-- begin Record list --

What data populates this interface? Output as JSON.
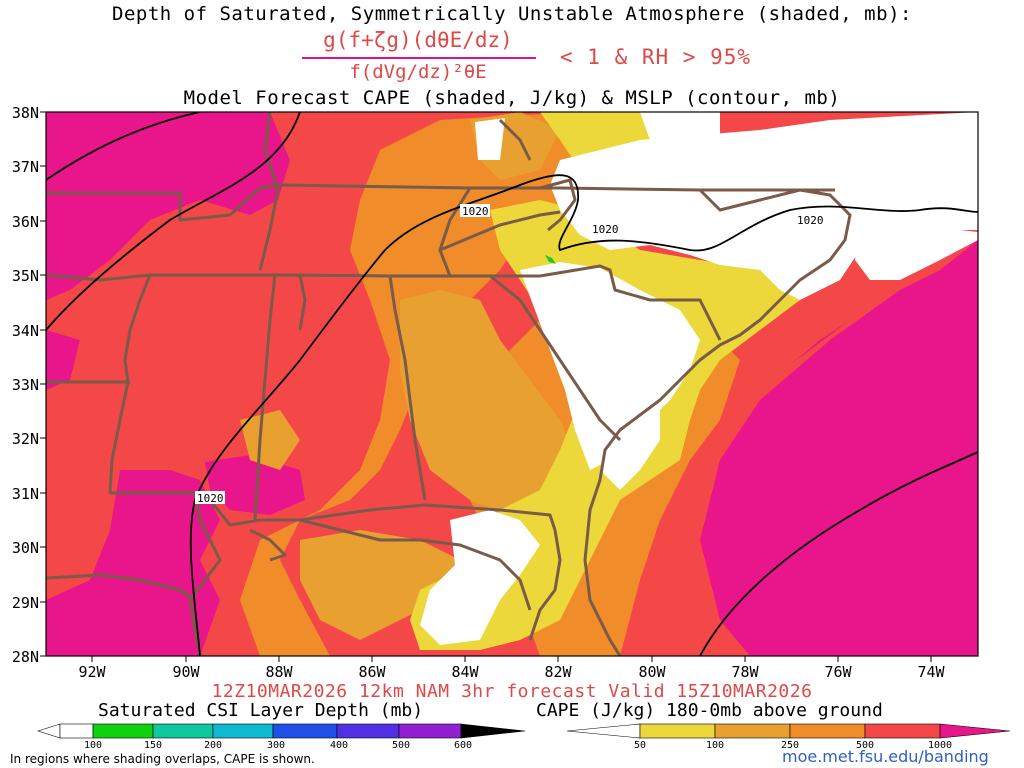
{
  "titles": {
    "line1": "Depth of Saturated, Symmetrically Unstable Atmosphere (shaded, mb):",
    "numerator": "g(f+ζg)(dθE/dz)",
    "denominator": "f(dVg/dz)²θE",
    "condition": "< 1 & RH > 95%",
    "line3": "Model Forecast CAPE (shaded, J/kg) & MSLP (contour, mb)",
    "valid": "12Z10MAR2026 12km NAM 3hr forecast Valid 15Z10MAR2026"
  },
  "map": {
    "lat_labels": [
      "38N",
      "37N",
      "36N",
      "35N",
      "34N",
      "33N",
      "32N",
      "31N",
      "30N",
      "29N",
      "28N"
    ],
    "lon_labels": [
      "92W",
      "90W",
      "88W",
      "86W",
      "84W",
      "82W",
      "80W",
      "78W",
      "76W",
      "74W"
    ],
    "isobar_labels": [
      "1020",
      "1020",
      "1020",
      "1020"
    ],
    "colors": {
      "cape_1000plus": "#e8168a",
      "cape_500": "#f44848",
      "cape_250": "#f08c2a",
      "cape_100": "#e8a030",
      "cape_50": "#ecd83a",
      "csi_100": "#20c820",
      "borders": "#7a5a48",
      "isobar": "#000000"
    }
  },
  "colorbars": {
    "csi": {
      "title": "Saturated CSI Layer Depth (mb)",
      "labels": [
        "100",
        "150",
        "200",
        "300",
        "400",
        "500",
        "600"
      ],
      "colors": [
        "#ffffff",
        "#10d010",
        "#10c8a0",
        "#10b8d0",
        "#2050e8",
        "#5030e0",
        "#9020d0",
        "#000000"
      ]
    },
    "cape": {
      "title": "CAPE (J/kg) 180-0mb above ground",
      "labels": [
        "50",
        "100",
        "250",
        "500",
        "1000"
      ],
      "colors": [
        "#ffffff",
        "#ecd83a",
        "#e8a030",
        "#f08c2a",
        "#f44848",
        "#e8168a"
      ]
    }
  },
  "footer": {
    "note": "In regions where shading overlaps, CAPE is shown.",
    "url": "moe.met.fsu.edu/banding"
  }
}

-- end Record list --

> What this task involves
Select every line in the records above that contains the word "shaded".

> Correct response
    "line1": "Depth of Saturated, Symmetrically Unstable Atmosphere (shaded, mb):",
    "line3": "Model Forecast CAPE (shaded, J/kg) & MSLP (contour, mb)",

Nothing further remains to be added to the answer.